══ Entries provided
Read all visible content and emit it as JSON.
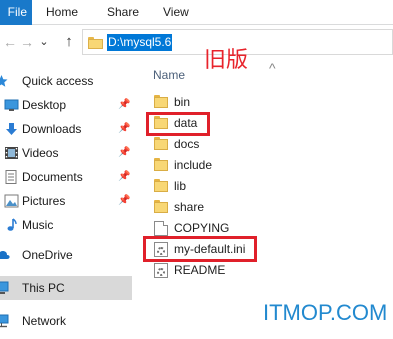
{
  "ribbon": {
    "file_tab": "File",
    "tabs": [
      "Home",
      "Share",
      "View"
    ]
  },
  "navigation": {
    "back": "←",
    "forward": "→",
    "recent": "⌄",
    "up": "↑"
  },
  "address": {
    "path": "D:\\mysql5.6"
  },
  "annotation": "旧版",
  "sidebar": {
    "items": [
      {
        "label": "Quick access",
        "icon": "star-icon",
        "pinned": false
      },
      {
        "label": "Desktop",
        "icon": "desktop-icon",
        "pinned": true
      },
      {
        "label": "Downloads",
        "icon": "download-icon",
        "pinned": true
      },
      {
        "label": "Videos",
        "icon": "video-icon",
        "pinned": true
      },
      {
        "label": "Documents",
        "icon": "documents-icon",
        "pinned": true
      },
      {
        "label": "Pictures",
        "icon": "pictures-icon",
        "pinned": true
      },
      {
        "label": "Music",
        "icon": "music-icon",
        "pinned": false
      },
      {
        "label": "OneDrive",
        "icon": "cloud-icon",
        "pinned": false
      },
      {
        "label": "This PC",
        "icon": "computer-icon",
        "pinned": false,
        "selected": true
      },
      {
        "label": "Network",
        "icon": "network-icon",
        "pinned": false
      }
    ]
  },
  "content": {
    "column_header": "Name",
    "files": [
      {
        "name": "bin",
        "type": "folder"
      },
      {
        "name": "data",
        "type": "folder",
        "highlighted": true
      },
      {
        "name": "docs",
        "type": "folder"
      },
      {
        "name": "include",
        "type": "folder"
      },
      {
        "name": "lib",
        "type": "folder"
      },
      {
        "name": "share",
        "type": "folder"
      },
      {
        "name": "COPYING",
        "type": "file"
      },
      {
        "name": "my-default.ini",
        "type": "ini",
        "highlighted": true
      },
      {
        "name": "README",
        "type": "file"
      }
    ]
  },
  "watermark": "ITMOP.COM",
  "colors": {
    "accent": "#1979ca",
    "selection": "#0078d7",
    "highlight_box": "#e0202a",
    "watermark": "#2289cf",
    "annotation": "#e8232b"
  }
}
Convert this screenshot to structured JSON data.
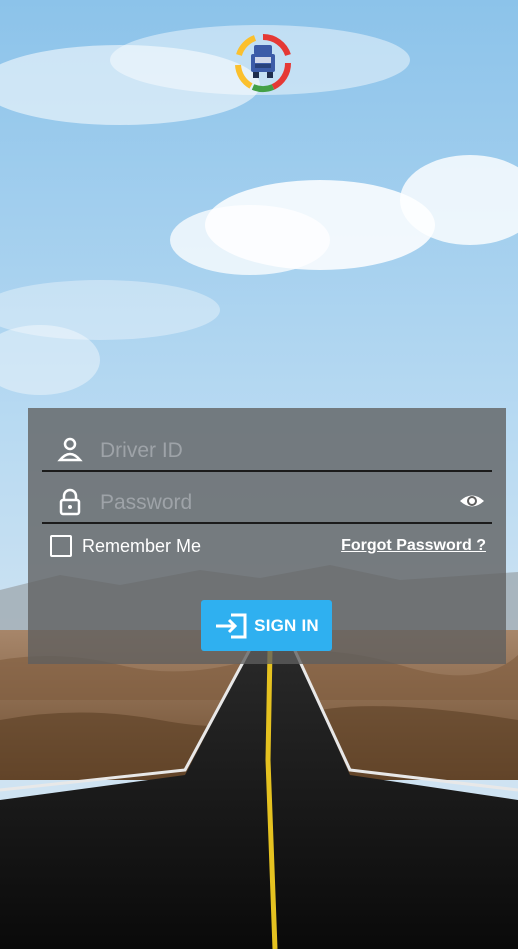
{
  "form": {
    "driver_id_placeholder": "Driver ID",
    "password_placeholder": "Password",
    "remember_label": "Remember Me",
    "forgot_label": "Forgot Password ?",
    "signin_label": "SIGN IN"
  },
  "icons": {
    "driver": "person-icon",
    "password": "lock-icon",
    "toggle_password": "eye-icon",
    "signin": "sign-in-icon",
    "logo": "truck-logo"
  },
  "colors": {
    "accent": "#2fb0f0",
    "panel": "#5f5f5f",
    "field_line": "#1b1b1b"
  }
}
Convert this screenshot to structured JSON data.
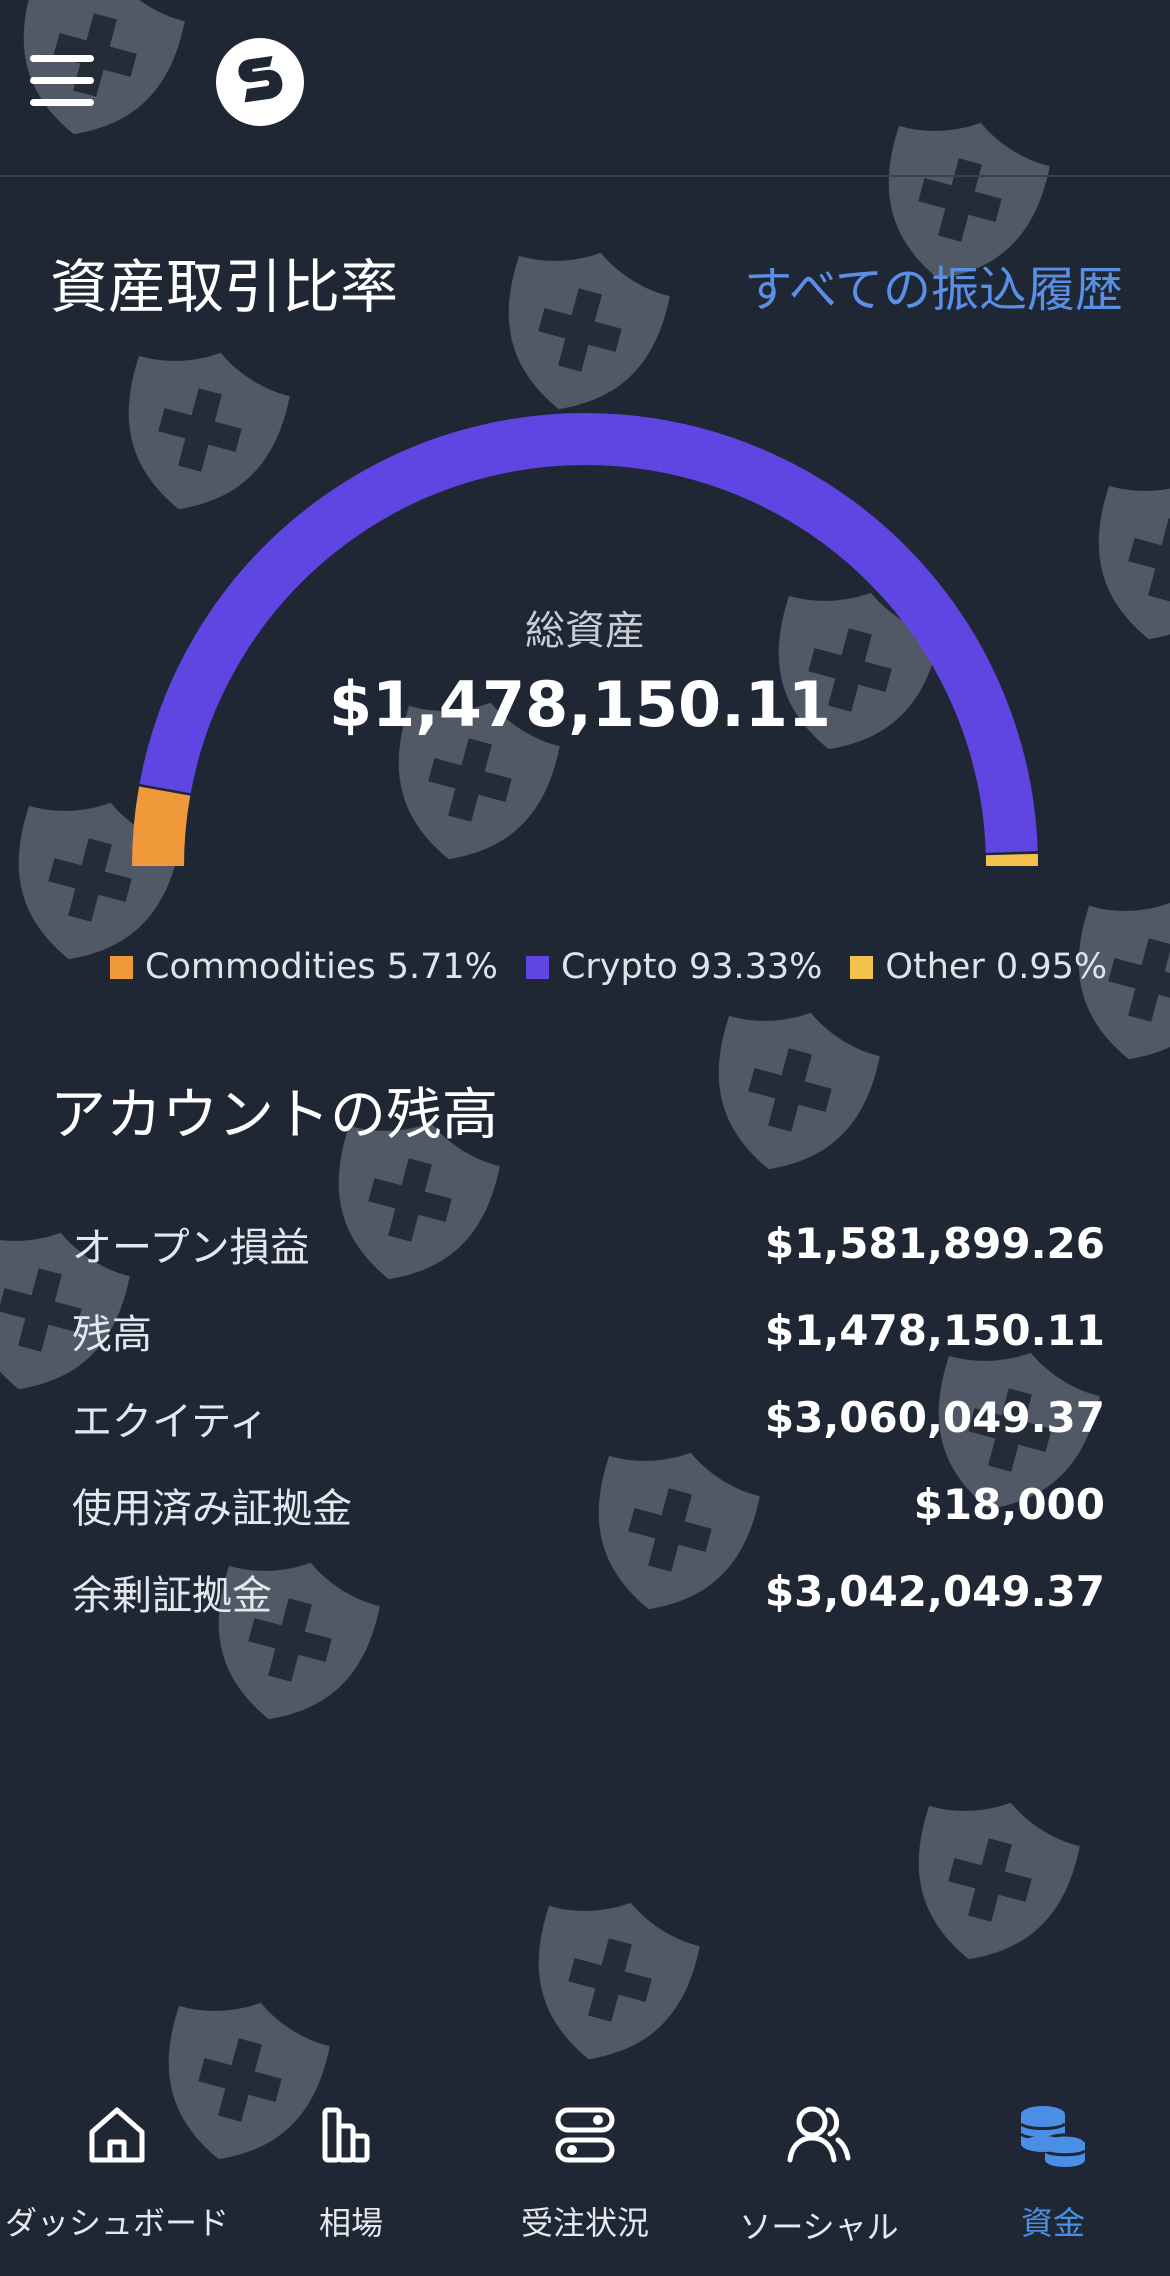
{
  "header": {
    "menu_icon": "hamburger-icon",
    "logo_icon": "app-logo-icon"
  },
  "asset_section": {
    "title": "資産取引比率",
    "all_transfers_link": "すべての振込履歴",
    "total_label": "総資産",
    "total_value": "$1,478,150.11"
  },
  "chart_data": {
    "type": "pie",
    "style": "semi-donut gauge",
    "slices": [
      {
        "name": "Commodities",
        "percent": 5.71,
        "color": "#f0993a"
      },
      {
        "name": "Crypto",
        "percent": 93.33,
        "color": "#5f46e3"
      },
      {
        "name": "Other",
        "percent": 0.95,
        "color": "#f2c14e"
      }
    ]
  },
  "legend": [
    {
      "label": "Commodities 5.71%",
      "color": "#f0993a"
    },
    {
      "label": "Crypto 93.33%",
      "color": "#5f46e3"
    },
    {
      "label": "Other 0.95%",
      "color": "#f2c14e"
    }
  ],
  "account": {
    "title": "アカウントの残高",
    "rows": [
      {
        "label": "オープン損益",
        "value": "$1,581,899.26"
      },
      {
        "label": "残高",
        "value": "$1,478,150.11"
      },
      {
        "label": "エクイティ",
        "value": "$3,060,049.37"
      },
      {
        "label": "使用済み証拠金",
        "value": "$18,000"
      },
      {
        "label": "余剰証拠金",
        "value": "$3,042,049.37"
      }
    ]
  },
  "tabs": [
    {
      "label": "ダッシュボード",
      "icon": "home-icon"
    },
    {
      "label": "相場",
      "icon": "bar-chart-icon"
    },
    {
      "label": "受注状況",
      "icon": "toggle-orders-icon"
    },
    {
      "label": "ソーシャル",
      "icon": "users-icon"
    },
    {
      "label": "資金",
      "icon": "coins-icon",
      "active": true
    }
  ],
  "colors": {
    "background": "#1f2735",
    "link": "#5a8fe5",
    "active_tab": "#4a8ee6",
    "watermark": "#5b6270"
  }
}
════
- [Objective] Omit any images, then output the listing exactly.

- [Answer to this task]
Read all visible content and emit it as JSON.
{
  "ribbon": {
    "file_tab": "File",
    "tabs": [
      "Home",
      "Share",
      "View"
    ]
  },
  "navigation": {
    "back": "←",
    "forward": "→",
    "recent": "⌄",
    "up": "↑"
  },
  "address": {
    "path": "D:\\mysql5.6"
  },
  "annotation": "旧版",
  "sidebar": {
    "items": [
      {
        "label": "Quick access",
        "icon": "star-icon",
        "pinned": false
      },
      {
        "label": "Desktop",
        "icon": "desktop-icon",
        "pinned": true
      },
      {
        "label": "Downloads",
        "icon": "download-icon",
        "pinned": true
      },
      {
        "label": "Videos",
        "icon": "video-icon",
        "pinned": true
      },
      {
        "label": "Documents",
        "icon": "documents-icon",
        "pinned": true
      },
      {
        "label": "Pictures",
        "icon": "pictures-icon",
        "pinned": true
      },
      {
        "label": "Music",
        "icon": "music-icon",
        "pinned": false
      },
      {
        "label": "OneDrive",
        "icon": "cloud-icon",
        "pinned": false
      },
      {
        "label": "This PC",
        "icon": "computer-icon",
        "pinned": false,
        "selected": true
      },
      {
        "label": "Network",
        "icon": "network-icon",
        "pinned": false
      }
    ]
  },
  "content": {
    "column_header": "Name",
    "files": [
      {
        "name": "bin",
        "type": "folder"
      },
      {
        "name": "data",
        "type": "folder",
        "highlighted": true
      },
      {
        "name": "docs",
        "type": "folder"
      },
      {
        "name": "include",
        "type": "folder"
      },
      {
        "name": "lib",
        "type": "folder"
      },
      {
        "name": "share",
        "type": "folder"
      },
      {
        "name": "COPYING",
        "type": "file"
      },
      {
        "name": "my-default.ini",
        "type": "ini",
        "highlighted": true
      },
      {
        "name": "README",
        "type": "file"
      }
    ]
  },
  "watermark": "ITMOP.COM",
  "colors": {
    "accent": "#1979ca",
    "selection": "#0078d7",
    "highlight_box": "#e0202a",
    "watermark": "#2289cf",
    "annotation": "#e8232b"
  }
}
Convert this screenshot to structured JSON data.
{
  "form": {
    "driver_id_placeholder": "Driver ID",
    "password_placeholder": "Password",
    "remember_label": "Remember Me",
    "forgot_label": "Forgot Password ?",
    "signin_label": "SIGN IN"
  },
  "icons": {
    "driver": "person-icon",
    "password": "lock-icon",
    "toggle_password": "eye-icon",
    "signin": "sign-in-icon",
    "logo": "truck-logo"
  },
  "colors": {
    "accent": "#2fb0f0",
    "panel": "#5f5f5f",
    "field_line": "#1b1b1b"
  }
}
Convert this screenshot to structured JSON data.
{
  "header": {
    "menu_icon": "hamburger-icon",
    "logo_icon": "app-logo-icon"
  },
  "asset_section": {
    "title": "資産取引比率",
    "all_transfers_link": "すべての振込履歴",
    "total_label": "総資産",
    "total_value": "$1,478,150.11"
  },
  "chart_data": {
    "type": "pie",
    "style": "semi-donut gauge",
    "slices": [
      {
        "name": "Commodities",
        "percent": 5.71,
        "color": "#f0993a"
      },
      {
        "name": "Crypto",
        "percent": 93.33,
        "color": "#5f46e3"
      },
      {
        "name": "Other",
        "percent": 0.95,
        "color": "#f2c14e"
      }
    ]
  },
  "legend": [
    {
      "label": "Commodities 5.71%",
      "color": "#f0993a"
    },
    {
      "label": "Crypto 93.33%",
      "color": "#5f46e3"
    },
    {
      "label": "Other 0.95%",
      "color": "#f2c14e"
    }
  ],
  "account": {
    "title": "アカウントの残高",
    "rows": [
      {
        "label": "オープン損益",
        "value": "$1,581,899.26"
      },
      {
        "label": "残高",
        "value": "$1,478,150.11"
      },
      {
        "label": "エクイティ",
        "value": "$3,060,049.37"
      },
      {
        "label": "使用済み証拠金",
        "value": "$18,000"
      },
      {
        "label": "余剰証拠金",
        "value": "$3,042,049.37"
      }
    ]
  },
  "tabs": [
    {
      "label": "ダッシュボード",
      "icon": "home-icon"
    },
    {
      "label": "相場",
      "icon": "bar-chart-icon"
    },
    {
      "label": "受注状況",
      "icon": "toggle-orders-icon"
    },
    {
      "label": "ソーシャル",
      "icon": "users-icon"
    },
    {
      "label": "資金",
      "icon": "coins-icon",
      "active": true
    }
  ],
  "colors": {
    "background": "#1f2735",
    "link": "#5a8fe5",
    "active_tab": "#4a8ee6",
    "watermark": "#5b6270"
  }
}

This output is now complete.